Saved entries
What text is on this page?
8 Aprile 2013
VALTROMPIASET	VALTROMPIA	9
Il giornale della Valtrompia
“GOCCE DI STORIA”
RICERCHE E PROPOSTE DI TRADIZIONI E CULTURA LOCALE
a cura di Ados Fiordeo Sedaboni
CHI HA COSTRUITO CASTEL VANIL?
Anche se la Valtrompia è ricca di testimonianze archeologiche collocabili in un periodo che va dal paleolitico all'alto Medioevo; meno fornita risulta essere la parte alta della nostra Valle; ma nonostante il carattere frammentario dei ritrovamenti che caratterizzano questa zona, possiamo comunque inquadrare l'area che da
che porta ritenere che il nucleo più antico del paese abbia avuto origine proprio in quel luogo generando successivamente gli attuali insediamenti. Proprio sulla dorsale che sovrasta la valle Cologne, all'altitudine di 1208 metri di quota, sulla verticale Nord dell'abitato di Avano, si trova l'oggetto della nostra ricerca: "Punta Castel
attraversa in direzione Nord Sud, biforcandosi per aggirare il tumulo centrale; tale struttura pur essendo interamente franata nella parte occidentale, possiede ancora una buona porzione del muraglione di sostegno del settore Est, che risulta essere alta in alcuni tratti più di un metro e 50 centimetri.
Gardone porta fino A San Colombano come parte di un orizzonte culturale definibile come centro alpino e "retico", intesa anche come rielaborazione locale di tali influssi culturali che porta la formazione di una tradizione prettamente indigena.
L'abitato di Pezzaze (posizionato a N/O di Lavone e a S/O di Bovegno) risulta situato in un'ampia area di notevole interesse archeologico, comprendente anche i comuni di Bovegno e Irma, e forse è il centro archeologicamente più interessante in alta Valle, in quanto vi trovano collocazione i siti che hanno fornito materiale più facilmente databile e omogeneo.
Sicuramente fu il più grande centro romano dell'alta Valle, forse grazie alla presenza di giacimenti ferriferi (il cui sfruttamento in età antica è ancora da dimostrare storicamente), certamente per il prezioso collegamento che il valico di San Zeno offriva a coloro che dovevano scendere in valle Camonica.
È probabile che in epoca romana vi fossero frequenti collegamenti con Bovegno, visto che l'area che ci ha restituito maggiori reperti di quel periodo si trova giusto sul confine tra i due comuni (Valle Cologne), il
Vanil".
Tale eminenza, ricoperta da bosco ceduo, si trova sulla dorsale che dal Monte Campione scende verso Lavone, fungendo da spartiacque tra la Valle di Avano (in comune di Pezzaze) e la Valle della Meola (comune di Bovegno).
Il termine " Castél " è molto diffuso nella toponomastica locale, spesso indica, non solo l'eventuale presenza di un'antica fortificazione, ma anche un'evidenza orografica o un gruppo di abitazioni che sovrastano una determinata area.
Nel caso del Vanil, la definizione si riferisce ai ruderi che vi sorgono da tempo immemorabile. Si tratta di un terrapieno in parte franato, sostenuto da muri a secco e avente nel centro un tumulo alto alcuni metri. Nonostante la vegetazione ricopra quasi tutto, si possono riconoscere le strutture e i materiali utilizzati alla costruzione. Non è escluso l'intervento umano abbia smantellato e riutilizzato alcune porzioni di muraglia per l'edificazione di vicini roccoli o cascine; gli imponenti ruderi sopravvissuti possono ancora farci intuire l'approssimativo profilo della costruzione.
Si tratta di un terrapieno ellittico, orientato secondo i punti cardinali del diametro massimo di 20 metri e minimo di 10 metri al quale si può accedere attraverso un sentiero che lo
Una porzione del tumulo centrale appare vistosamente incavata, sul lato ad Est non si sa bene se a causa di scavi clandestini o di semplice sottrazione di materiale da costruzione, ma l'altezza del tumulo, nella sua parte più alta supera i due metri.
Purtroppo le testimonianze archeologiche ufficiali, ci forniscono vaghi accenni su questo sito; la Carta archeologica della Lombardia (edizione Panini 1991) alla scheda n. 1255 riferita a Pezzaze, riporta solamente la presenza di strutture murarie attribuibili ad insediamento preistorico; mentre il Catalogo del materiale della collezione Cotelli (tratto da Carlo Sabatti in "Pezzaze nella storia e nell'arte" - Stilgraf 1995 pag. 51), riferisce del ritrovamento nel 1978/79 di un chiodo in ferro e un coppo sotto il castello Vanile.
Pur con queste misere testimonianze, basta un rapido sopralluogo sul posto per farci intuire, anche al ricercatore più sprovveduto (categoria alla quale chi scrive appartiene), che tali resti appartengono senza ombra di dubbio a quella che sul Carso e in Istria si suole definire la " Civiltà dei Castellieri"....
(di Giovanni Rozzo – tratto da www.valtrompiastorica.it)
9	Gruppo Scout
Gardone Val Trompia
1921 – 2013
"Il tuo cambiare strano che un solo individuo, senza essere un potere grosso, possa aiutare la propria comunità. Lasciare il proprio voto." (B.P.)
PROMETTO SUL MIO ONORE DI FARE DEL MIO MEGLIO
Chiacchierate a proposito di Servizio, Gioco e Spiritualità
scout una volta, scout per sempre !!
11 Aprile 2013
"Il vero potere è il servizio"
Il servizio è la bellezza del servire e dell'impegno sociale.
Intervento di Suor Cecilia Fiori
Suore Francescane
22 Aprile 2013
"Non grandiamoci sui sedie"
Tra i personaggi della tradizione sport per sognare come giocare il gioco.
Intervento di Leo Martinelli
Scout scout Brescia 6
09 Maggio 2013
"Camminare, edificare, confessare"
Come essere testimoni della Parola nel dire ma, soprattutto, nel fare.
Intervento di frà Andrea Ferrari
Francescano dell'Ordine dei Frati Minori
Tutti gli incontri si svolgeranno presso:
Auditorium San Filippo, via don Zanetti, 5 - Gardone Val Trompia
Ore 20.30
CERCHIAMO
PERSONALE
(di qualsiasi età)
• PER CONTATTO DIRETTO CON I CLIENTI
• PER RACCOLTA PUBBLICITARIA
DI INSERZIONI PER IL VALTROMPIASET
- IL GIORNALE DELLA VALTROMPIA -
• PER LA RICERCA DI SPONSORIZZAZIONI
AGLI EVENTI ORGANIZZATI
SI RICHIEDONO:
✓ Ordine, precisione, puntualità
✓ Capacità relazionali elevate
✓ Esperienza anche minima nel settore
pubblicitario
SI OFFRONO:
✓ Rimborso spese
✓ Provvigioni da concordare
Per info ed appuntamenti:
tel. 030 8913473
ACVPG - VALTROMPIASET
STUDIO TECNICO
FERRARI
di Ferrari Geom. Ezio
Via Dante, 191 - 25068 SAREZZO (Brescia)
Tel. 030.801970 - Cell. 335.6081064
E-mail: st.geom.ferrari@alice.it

> [WHAT IS ASKED] Quote every line of the data, word for word.

> [FULL SOLUTION]
What text is on this page?
8 Aprile 2013
VALTROMPIASET	VALTROMPIA	9
Il giornale della Valtrompia
“GOCCE DI STORIA”
RICERCHE E PROPOSTE DI TRADIZIONI E CULTURA LOCALE
a cura di Ados Fiordeo Sedaboni
CHI HA COSTRUITO CASTEL VANIL?
Anche se la Valtrompia è ricca di testimonianze archeologiche collocabili in un periodo che va dal paleolitico all'alto Medioevo; meno fornita risulta essere la parte alta della nostra Valle; ma nonostante il carattere frammentario dei ritrovamenti che caratterizzano questa zona, possiamo comunque inquadrare l'area che da
che porta ritenere che il nucleo più antico del paese abbia avuto origine proprio in quel luogo generando successivamente gli attuali insediamenti. Proprio sulla dorsale che sovrasta la valle Cologne, all'altitudine di 1208 metri di quota, sulla verticale Nord dell'abitato di Avano, si trova l'oggetto della nostra ricerca: "Punta Castel
attraversa in direzione Nord Sud, biforcandosi per aggirare il tumulo centrale; tale struttura pur essendo interamente franata nella parte occidentale, possiede ancora una buona porzione del muraglione di sostegno del settore Est, che risulta essere alta in alcuni tratti più di un metro e 50 centimetri.
Gardone porta fino A San Colombano come parte di un orizzonte culturale definibile come centro alpino e "retico", intesa anche come rielaborazione locale di tali influssi culturali che porta la formazione di una tradizione prettamente indigena.
L'abitato di Pezzaze (posizionato a N/O di Lavone e a S/O di Bovegno) risulta situato in un'ampia area di notevole interesse archeologico, comprendente anche i comuni di Bovegno e Irma, e forse è il centro archeologicamente più interessante in alta Valle, in quanto vi trovano collocazione i siti che hanno fornito materiale più facilmente databile e omogeneo.
Sicuramente fu il più grande centro romano dell'alta Valle, forse grazie alla presenza di giacimenti ferriferi (il cui sfruttamento in età antica è ancora da dimostrare storicamente), certamente per il prezioso collegamento che il valico di San Zeno offriva a coloro che dovevano scendere in valle Camonica.
È probabile che in epoca romana vi fossero frequenti collegamenti con Bovegno, visto che l'area che ci ha restituito maggiori reperti di quel periodo si trova giusto sul confine tra i due comuni (Valle Cologne), il
Vanil".
Tale eminenza, ricoperta da bosco ceduo, si trova sulla dorsale che dal Monte Campione scende verso Lavone, fungendo da spartiacque tra la Valle di Avano (in comune di Pezzaze) e la Valle della Meola (comune di Bovegno).
Il termine " Castél " è molto diffuso nella toponomastica locale, spesso indica, non solo l'eventuale presenza di un'antica fortificazione, ma anche un'evidenza orografica o un gruppo di abitazioni che sovrastano una determinata area.
Nel caso del Vanil, la definizione si riferisce ai ruderi che vi sorgono da tempo immemorabile. Si tratta di un terrapieno in parte franato, sostenuto da muri a secco e avente nel centro un tumulo alto alcuni metri. Nonostante la vegetazione ricopra quasi tutto, si possono riconoscere le strutture e i materiali utilizzati alla costruzione. Non è escluso l'intervento umano abbia smantellato e riutilizzato alcune porzioni di muraglia per l'edificazione di vicini roccoli o cascine; gli imponenti ruderi sopravvissuti possono ancora farci intuire l'approssimativo profilo della costruzione.
Si tratta di un terrapieno ellittico, orientato secondo i punti cardinali del diametro massimo di 20 metri e minimo di 10 metri al quale si può accedere attraverso un sentiero che lo
Una porzione del tumulo centrale appare vistosamente incavata, sul lato ad Est non si sa bene se a causa di scavi clandestini o di semplice sottrazione di materiale da costruzione, ma l'altezza del tumulo, nella sua parte più alta supera i due metri.
Purtroppo le testimonianze archeologiche ufficiali, ci forniscono vaghi accenni su questo sito; la Carta archeologica della Lombardia (edizione Panini 1991) alla scheda n. 1255 riferita a Pezzaze, riporta solamente la presenza di strutture murarie attribuibili ad insediamento preistorico; mentre il Catalogo del materiale della collezione Cotelli (tratto da Carlo Sabatti in "Pezzaze nella storia e nell'arte" - Stilgraf 1995 pag. 51), riferisce del ritrovamento nel 1978/79 di un chiodo in ferro e un coppo sotto il castello Vanile.
Pur con queste misere testimonianze, basta un rapido sopralluogo sul posto per farci intuire, anche al ricercatore più sprovveduto (categoria alla quale chi scrive appartiene), che tali resti appartengono senza ombra di dubbio a quella che sul Carso e in Istria si suole definire la " Civiltà dei Castellieri"....
(di Giovanni Rozzo – tratto da www.valtrompiastorica.it)
9	Gruppo Scout
Gardone Val Trompia
1921 – 2013
"Il tuo cambiare strano che un solo individuo, senza essere un potere grosso, possa aiutare la propria comunità. Lasciare il proprio voto." (B.P.)
PROMETTO SUL MIO ONORE DI FARE DEL MIO MEGLIO
Chiacchierate a proposito di Servizio, Gioco e Spiritualità
scout una volta, scout per sempre !!
11 Aprile 2013
"Il vero potere è il servizio"
Il servizio è la bellezza del servire e dell'impegno sociale.
Intervento di Suor Cecilia Fiori
Suore Francescane
22 Aprile 2013
"Non grandiamoci sui sedie"
Tra i personaggi della tradizione sport per sognare come giocare il gioco.
Intervento di Leo Martinelli
Scout scout Brescia 6
09 Maggio 2013
"Camminare, edificare, confessare"
Come essere testimoni della Parola nel dire ma, soprattutto, nel fare.
Intervento di frà Andrea Ferrari
Francescano dell'Ordine dei Frati Minori
Tutti gli incontri si svolgeranno presso:
Auditorium San Filippo, via don Zanetti, 5 - Gardone Val Trompia
Ore 20.30
CERCHIAMO
PERSONALE
(di qualsiasi età)
• PER CONTATTO DIRETTO CON I CLIENTI
• PER RACCOLTA PUBBLICITARIA
DI INSERZIONI PER IL VALTROMPIASET
- IL GIORNALE DELLA VALTROMPIA -
• PER LA RICERCA DI SPONSORIZZAZIONI
AGLI EVENTI ORGANIZZATI
SI RICHIEDONO:
✓ Ordine, precisione, puntualità
✓ Capacità relazionali elevate
✓ Esperienza anche minima nel settore
pubblicitario
SI OFFRONO:
✓ Rimborso spese
✓ Provvigioni da concordare
Per info ed appuntamenti:
tel. 030 8913473
ACVPG - VALTROMPIASET
STUDIO TECNICO
FERRARI
di Ferrari Geom. Ezio
Via Dante, 191 - 25068 SAREZZO (Brescia)
Tel. 030.801970 - Cell. 335.6081064
E-mail: st.geom.ferrari@alice.it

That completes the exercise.